Data listing
· · · · ·
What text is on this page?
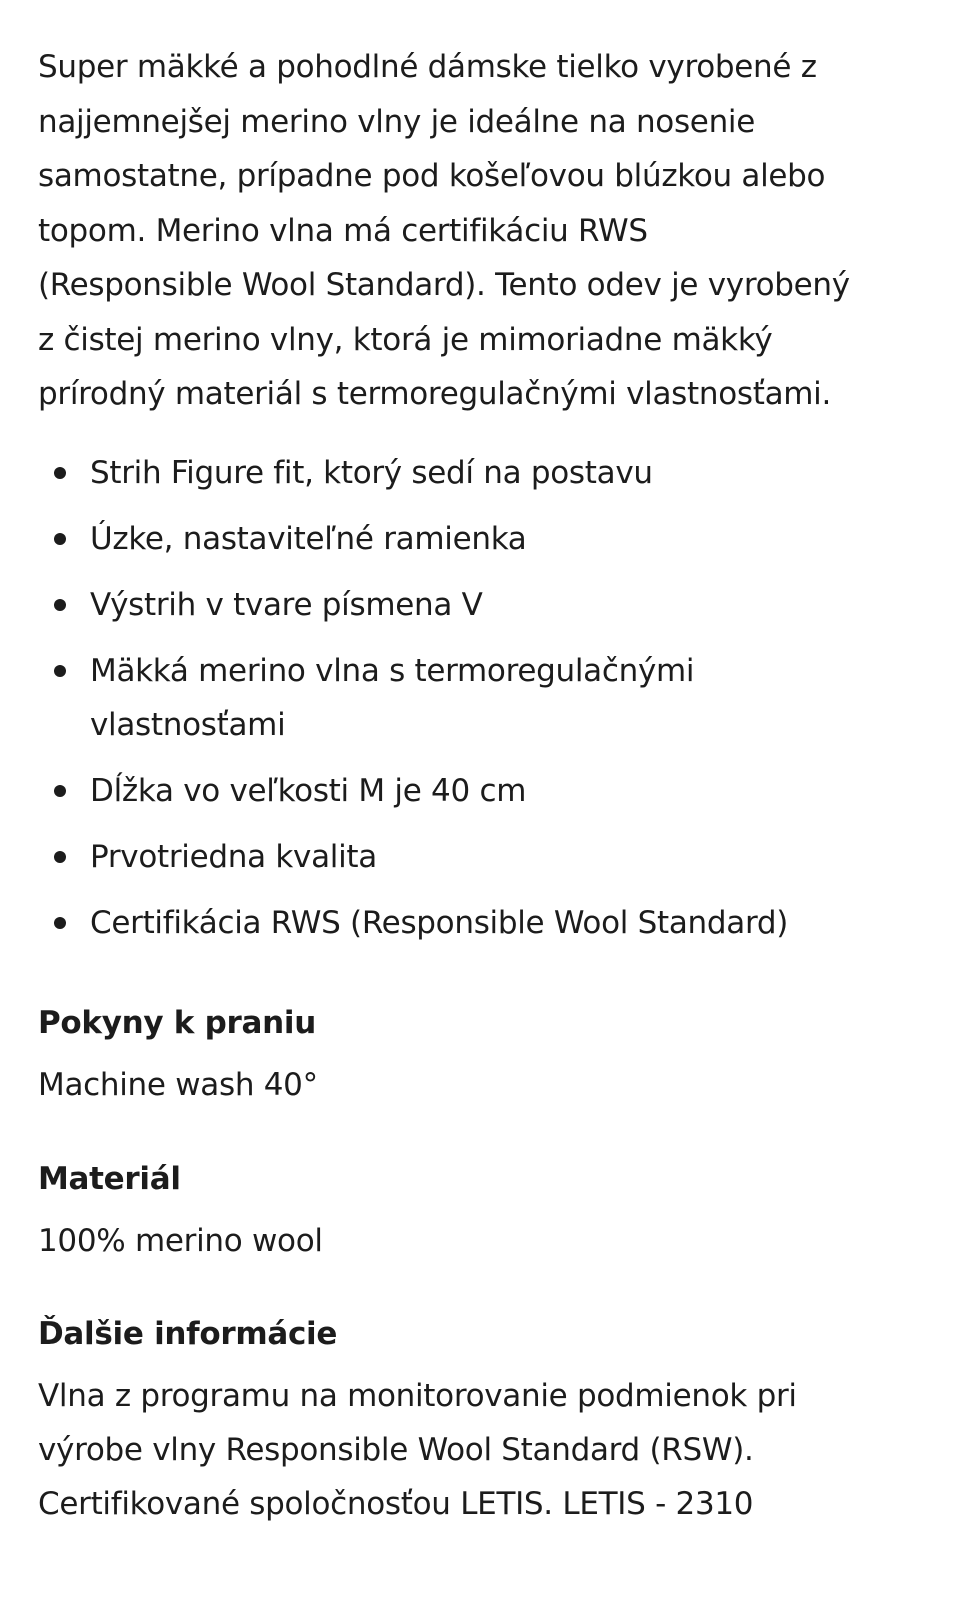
Super mäkké a pohodlné dámske tielko vyrobené z
najjemnejšej merino vlny je ideálne na nosenie
samostatne, prípadne pod košeľovou blúzkou alebo
topom. Merino vlna má certifikáciu RWS
(Responsible Wool Standard). Tento odev je vyrobený
z čistej merino vlny, ktorá je mimoriadne mäkký
prírodný materiál s termoregulačnými vlastnosťami.

Strih Figure fit, ktorý sedí na postavu
Úzke, nastaviteľné ramienka
Výstrih v tvare písmena V
Mäkká merino vlna s termoregulačnými vlastnosťami
Dĺžka vo veľkosti M je 40 cm
Prvotriedna kvalita
Certifikácia RWS (Responsible Wool Standard)
Pokyny k praniu

Machine wash 40°

Materiál

100% merino wool

Ďalšie informácie

Vlna z programu na monitorovanie podmienok pri
výrobe vlny Responsible Wool Standard (RSW).
Certifikované spoločnosťou LETIS. LETIS - 2310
· · · · ·
Retype the listing exactly. Pictures do not belong in the copy.

## SOLUTION
What text is on this page?
Super mäkké a pohodlné dámske tielko vyrobené z
najjemnejšej merino vlny je ideálne na nosenie
samostatne, prípadne pod košeľovou blúzkou alebo
topom. Merino vlna má certifikáciu RWS
(Responsible Wool Standard). Tento odev je vyrobený
z čistej merino vlny, ktorá je mimoriadne mäkký
prírodný materiál s termoregulačnými vlastnosťami.

Strih Figure fit, ktorý sedí na postavu
Úzke, nastaviteľné ramienka
Výstrih v tvare písmena V
Mäkká merino vlna s termoregulačnými vlastnosťami
Dĺžka vo veľkosti M je 40 cm
Prvotriedna kvalita
Certifikácia RWS (Responsible Wool Standard)
Pokyny k praniu

Machine wash 40°

Materiál

100% merino wool

Ďalšie informácie

Vlna z programu na monitorovanie podmienok pri
výrobe vlny Responsible Wool Standard (RSW).
Certifikované spoločnosťou LETIS. LETIS - 2310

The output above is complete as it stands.